▶ [TASK STATEMENT]: Repeat a passage from the post on New Year and Ash Wednesday cooking word for word, beginning at the words "A couple of" and stopping after "match up, no?".

This year, I changed the recipe.  Instead of the oil, I put in one egg, and instead of regular aluminum foil, I used non-stick foil.

Here it is out of the oven. (I sampled a piece of the corner):

The top came out drier than I liked.  It is NOT supposed to be this cracked looking.  Not even the damp paper towel trick worked to smooth it out.  Otherwise, the texture was fine, and luckily, the cake is supposed to be served upside down.

The cake did not stick to the foil at all, and the result was a pretty reddish cake:
I am spatially challenged, and cannot cut cakes into equal sized 10ths.   Otherwise, success!

My husband make the cake per the recipe, and he said that his came out just fine.  Next year, I am going to have to tweak the recipe again.  Maybe bake it in a water bath?

Noodles are another traditional food for New Year's--the long noodles are supposed to represent long life.  A third traditional food is fish--in Chinese, the word for fish is a homophone to the word for surpluses.  (There are other foods too, but I decided that three dishes were enough for me!)

For the noodles, I made otsu--a spicy soba noodle and tofu dish, from a recipe I found from 101cookbooks.  I made a simple steamed fish, the recipe found here,  and I got to use the steamer on my rice cooker for the first time!

Here's the plate, with a side of steamed spinach at the top:

A couple of days later,  I realized that my meal was Lent friendly, too!

Chinese New Year was Sunday, that Wednesday was Ash Wednesday.  It's nice when lunar calendars match up, no?


Ash Wednesday

For Ash Wednesday, I made another Dr. Ornish dish, chickpea stew:

Besides chickpeas, it has green and red peppers, diced tomato, zucchini, onion, and the orange bits you see?  That's sweet potato.  It was served over a bed of basmati rice, with a side of cucumber mint yogurt, and a dessert of orange slices baked in a syrup of orange juice, honey and cinnamon.

I probably had too much fun making this than was proper for an Ash Wednesday.

A New Year Thought

I have been a very fortunate individual this past year.

I was doing laundry while cooking on Chinese New Year.  I had two bags of laundry, so I was carrying one laundry bag in one hand, detergent in my other hand, and the second laundry bag I hung over my wrist.  When I returned to my cooking, I noticed that my wrist was a little red.  And then I noticed something else--this was the first time in a year that I was staring at my wrist with a knife in my hand.

You see, last year at this time, I was not in good spirits.  Last year, what I decided to give up for Lent was thoughts of cutting myself--I was only mostly successful.  It was not a good winter.   Now, the same time, one year later, and I had not thought about self-harm once--not even once! the entire winter.  In fact, I was doing so well that I hadn't even noticed that I had not been thinking of harming myself.  How cool is that?

A concluding photo, from Chinese New Year day:  a two pronged icicle.

▶ [Lines of data]:
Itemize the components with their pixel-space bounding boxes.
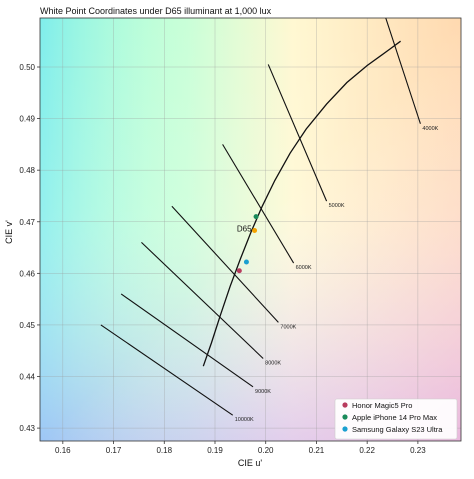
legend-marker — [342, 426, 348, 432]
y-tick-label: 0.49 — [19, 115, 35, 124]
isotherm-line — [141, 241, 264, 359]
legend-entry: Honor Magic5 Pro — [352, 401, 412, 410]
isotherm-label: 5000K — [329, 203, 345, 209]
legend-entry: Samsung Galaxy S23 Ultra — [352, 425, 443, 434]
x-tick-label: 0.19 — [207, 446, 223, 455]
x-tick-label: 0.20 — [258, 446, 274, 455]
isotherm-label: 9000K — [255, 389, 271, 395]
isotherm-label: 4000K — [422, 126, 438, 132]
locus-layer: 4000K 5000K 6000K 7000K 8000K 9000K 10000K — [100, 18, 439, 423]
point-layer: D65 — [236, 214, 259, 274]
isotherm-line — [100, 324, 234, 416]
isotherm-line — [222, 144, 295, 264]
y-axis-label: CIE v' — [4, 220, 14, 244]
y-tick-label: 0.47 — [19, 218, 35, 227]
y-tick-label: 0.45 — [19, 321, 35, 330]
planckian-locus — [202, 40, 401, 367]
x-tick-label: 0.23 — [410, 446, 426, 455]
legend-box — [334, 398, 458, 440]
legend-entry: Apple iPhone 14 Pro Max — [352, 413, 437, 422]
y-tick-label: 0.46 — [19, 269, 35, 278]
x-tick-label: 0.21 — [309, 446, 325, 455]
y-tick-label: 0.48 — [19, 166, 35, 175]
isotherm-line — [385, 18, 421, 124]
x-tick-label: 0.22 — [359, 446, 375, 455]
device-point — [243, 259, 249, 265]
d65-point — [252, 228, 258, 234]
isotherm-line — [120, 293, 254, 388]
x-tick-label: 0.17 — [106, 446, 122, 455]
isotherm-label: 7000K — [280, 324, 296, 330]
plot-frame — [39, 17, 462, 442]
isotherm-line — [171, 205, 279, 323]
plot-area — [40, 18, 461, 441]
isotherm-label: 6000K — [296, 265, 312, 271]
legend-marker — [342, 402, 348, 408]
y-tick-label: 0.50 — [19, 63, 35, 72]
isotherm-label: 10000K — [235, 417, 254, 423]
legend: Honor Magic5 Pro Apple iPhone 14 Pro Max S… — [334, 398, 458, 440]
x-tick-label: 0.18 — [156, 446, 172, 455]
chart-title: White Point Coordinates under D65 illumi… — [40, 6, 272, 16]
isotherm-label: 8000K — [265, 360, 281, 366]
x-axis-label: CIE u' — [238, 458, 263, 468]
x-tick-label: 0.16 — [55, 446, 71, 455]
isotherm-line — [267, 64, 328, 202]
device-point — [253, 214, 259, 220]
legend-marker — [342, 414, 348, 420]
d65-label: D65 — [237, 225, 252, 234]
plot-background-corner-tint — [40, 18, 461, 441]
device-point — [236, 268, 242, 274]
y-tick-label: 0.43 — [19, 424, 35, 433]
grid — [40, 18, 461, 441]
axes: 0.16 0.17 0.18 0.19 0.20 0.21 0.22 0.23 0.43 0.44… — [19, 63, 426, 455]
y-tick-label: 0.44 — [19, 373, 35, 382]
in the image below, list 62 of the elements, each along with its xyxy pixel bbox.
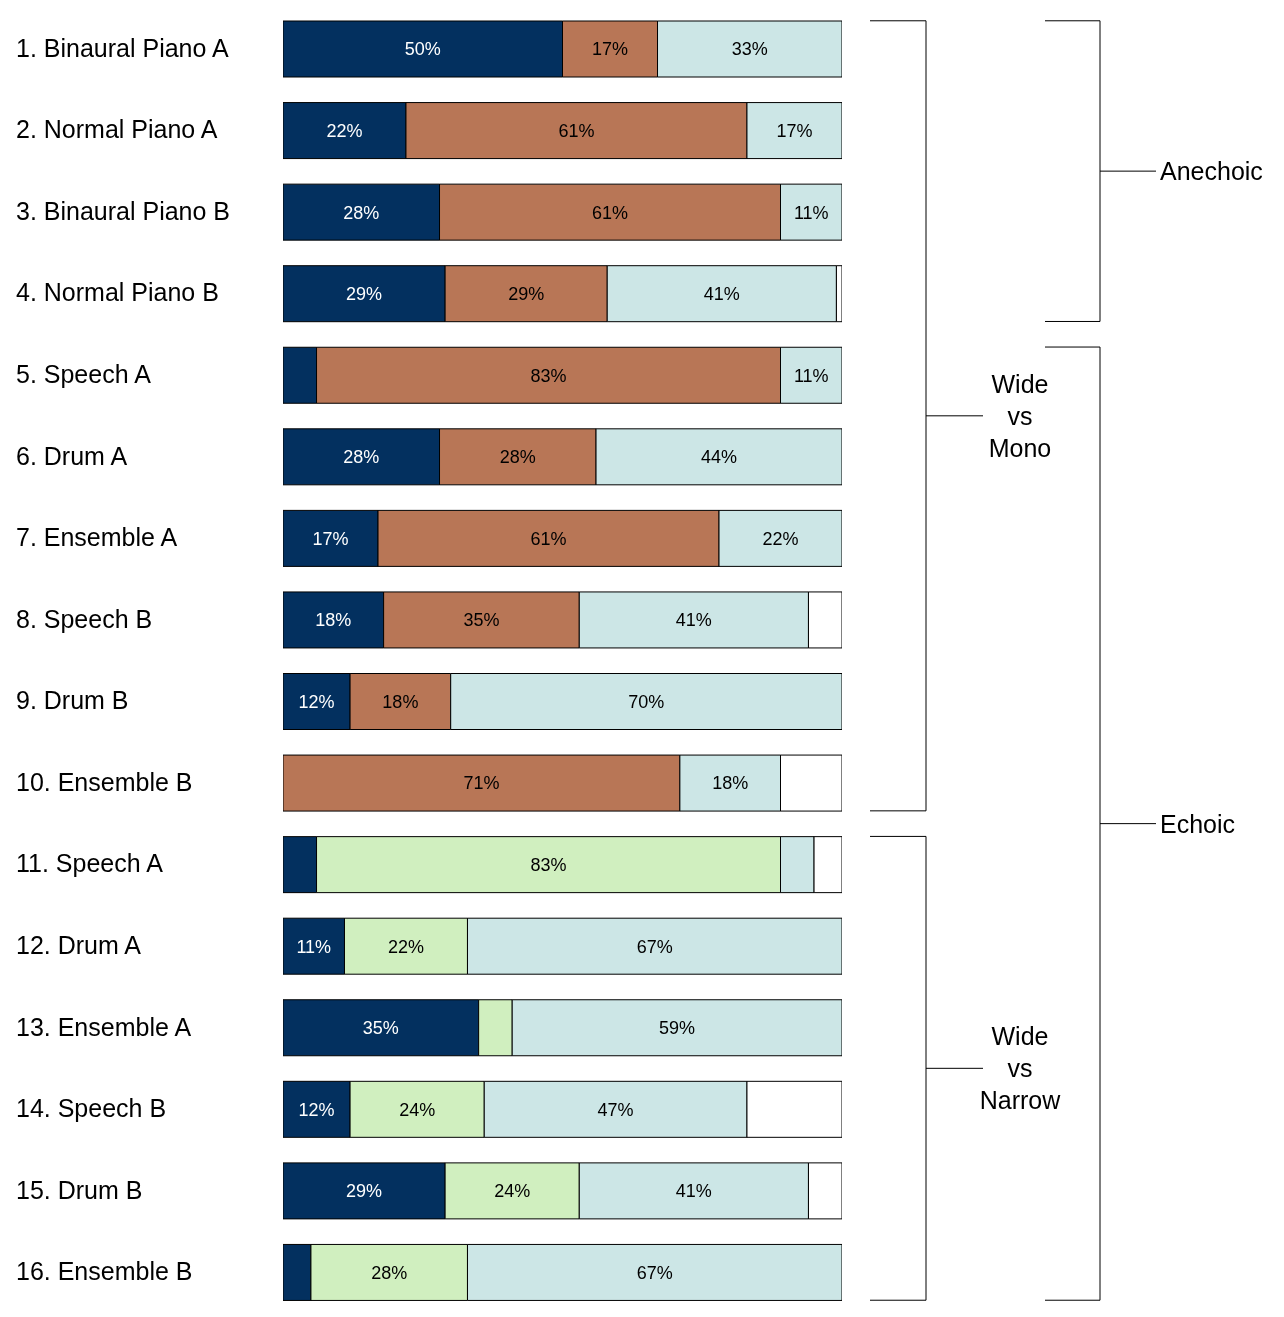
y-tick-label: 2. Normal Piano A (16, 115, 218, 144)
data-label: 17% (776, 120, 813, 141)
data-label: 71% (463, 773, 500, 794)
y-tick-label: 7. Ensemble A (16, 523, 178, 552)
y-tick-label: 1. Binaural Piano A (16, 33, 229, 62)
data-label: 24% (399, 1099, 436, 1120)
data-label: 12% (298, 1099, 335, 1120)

▶ [OUTPUT FOR THIS EXERCISE]:
A couple of days later,  I realized that my meal was Lent friendly, too!

Chinese New Year was Sunday, that Wednesday was Ash Wednesday.  It's nice when lunar calendars match up, no?